■ **EXERCISE DIRECTIONS**:
Tally up the lines below that include the word "Lockable". Answer with the number alone.

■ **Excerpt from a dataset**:
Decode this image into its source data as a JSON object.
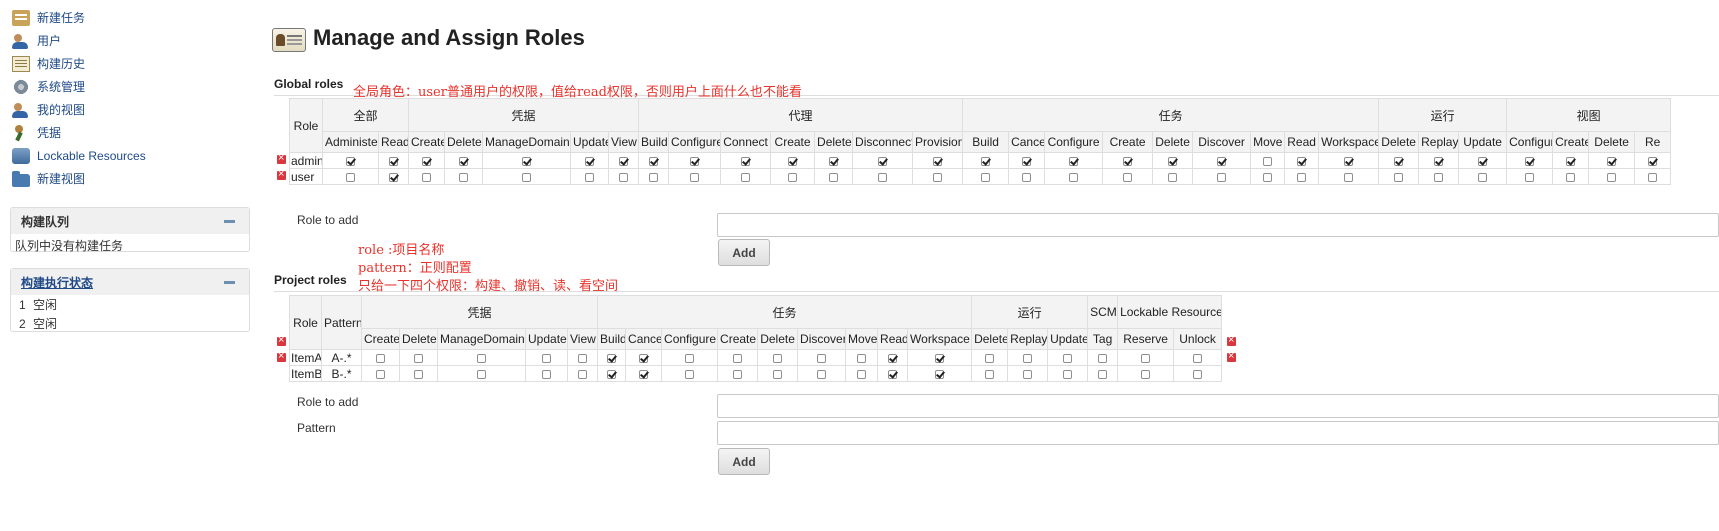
{
  "sidebar": {
    "tasks": [
      {
        "label": "新建任务",
        "icon": "new-item-icon"
      },
      {
        "label": "用户",
        "icon": "people-icon"
      },
      {
        "label": "构建历史",
        "icon": "build-history-icon"
      },
      {
        "label": "系统管理",
        "icon": "gear-icon"
      },
      {
        "label": "我的视图",
        "icon": "people-icon"
      },
      {
        "label": "凭据",
        "icon": "credentials-icon"
      },
      {
        "label": "Lockable Resources",
        "icon": "lock-icon"
      },
      {
        "label": "新建视图",
        "icon": "folder-icon"
      }
    ],
    "build_queue": {
      "title": "构建队列",
      "empty_text": "队列中没有构建任务"
    },
    "executor_status": {
      "title": "构建执行状态",
      "executors": [
        {
          "num": "1",
          "state": "空闲"
        },
        {
          "num": "2",
          "state": "空闲"
        }
      ]
    }
  },
  "page": {
    "title": "Manage and Assign Roles"
  },
  "global_roles": {
    "label": "Global roles",
    "role_header": "Role",
    "groups": [
      {
        "name": "全部",
        "perms": [
          "Administer",
          "Read"
        ]
      },
      {
        "name": "凭据",
        "perms": [
          "Create",
          "Delete",
          "ManageDomains",
          "Update",
          "View"
        ]
      },
      {
        "name": "代理",
        "perms": [
          "Build",
          "Configure",
          "Connect",
          "Create",
          "Delete",
          "Disconnect",
          "Provision"
        ]
      },
      {
        "name": "任务",
        "perms": [
          "Build",
          "Cancel",
          "Configure",
          "Create",
          "Delete",
          "Discover",
          "Move",
          "Read",
          "Workspace"
        ]
      },
      {
        "name": "运行",
        "perms": [
          "Delete",
          "Replay",
          "Update"
        ]
      },
      {
        "name": "视图",
        "perms": [
          "Configure",
          "Create",
          "Delete",
          "Re"
        ]
      }
    ],
    "rows": [
      {
        "role": "admin",
        "checks": [
          1,
          1,
          1,
          1,
          1,
          1,
          1,
          1,
          1,
          1,
          1,
          1,
          1,
          1,
          1,
          1,
          1,
          1,
          1,
          1,
          0,
          1,
          1,
          1,
          1,
          1,
          1,
          1,
          1,
          1
        ]
      },
      {
        "role": "user",
        "checks": [
          0,
          1,
          0,
          0,
          0,
          0,
          0,
          0,
          0,
          0,
          0,
          0,
          0,
          0,
          0,
          0,
          0,
          0,
          0,
          0,
          0,
          0,
          0,
          0,
          0,
          0,
          0,
          0,
          0,
          0
        ]
      }
    ],
    "role_to_add_label": "Role to add",
    "add_button": "Add"
  },
  "project_roles": {
    "label": "Project roles",
    "role_header": "Role",
    "pattern_header": "Pattern",
    "groups": [
      {
        "name": "凭据",
        "perms": [
          "Create",
          "Delete",
          "ManageDomains",
          "Update",
          "View"
        ]
      },
      {
        "name": "任务",
        "perms": [
          "Build",
          "Cancel",
          "Configure",
          "Create",
          "Delete",
          "Discover",
          "Move",
          "Read",
          "Workspace"
        ]
      },
      {
        "name": "运行",
        "perms": [
          "Delete",
          "Replay",
          "Update"
        ]
      },
      {
        "name": "SCM",
        "perms": [
          "Tag"
        ]
      },
      {
        "name": "Lockable Resources",
        "perms": [
          "Reserve",
          "Unlock"
        ]
      }
    ],
    "rows": [
      {
        "role": "ItemA",
        "pattern": "A-.*",
        "checks": [
          0,
          0,
          0,
          0,
          0,
          1,
          1,
          0,
          0,
          0,
          0,
          0,
          1,
          1,
          0,
          0,
          0,
          0,
          0,
          0
        ]
      },
      {
        "role": "ItemB",
        "pattern": "B-.*",
        "checks": [
          0,
          0,
          0,
          0,
          0,
          1,
          1,
          0,
          0,
          0,
          0,
          0,
          1,
          1,
          0,
          0,
          0,
          0,
          0,
          0
        ]
      }
    ],
    "role_to_add_label": "Role to add",
    "pattern_label": "Pattern",
    "add_button": "Add"
  },
  "annotations": {
    "global_note": "全局角色：user普通用户的权限，值给read权限，否则用户上面什么也不能看",
    "project_note_1": "role  :项目名称",
    "project_note_2": "pattern：正则配置",
    "project_note_3": "只给一下四个权限：构建、撤销、读、看空间"
  },
  "colors": {
    "link": "#204a87",
    "annotation": "#e8332c",
    "delete_icon": "#d9363e"
  }
}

■ **WRITTEN SOLUTION**:
2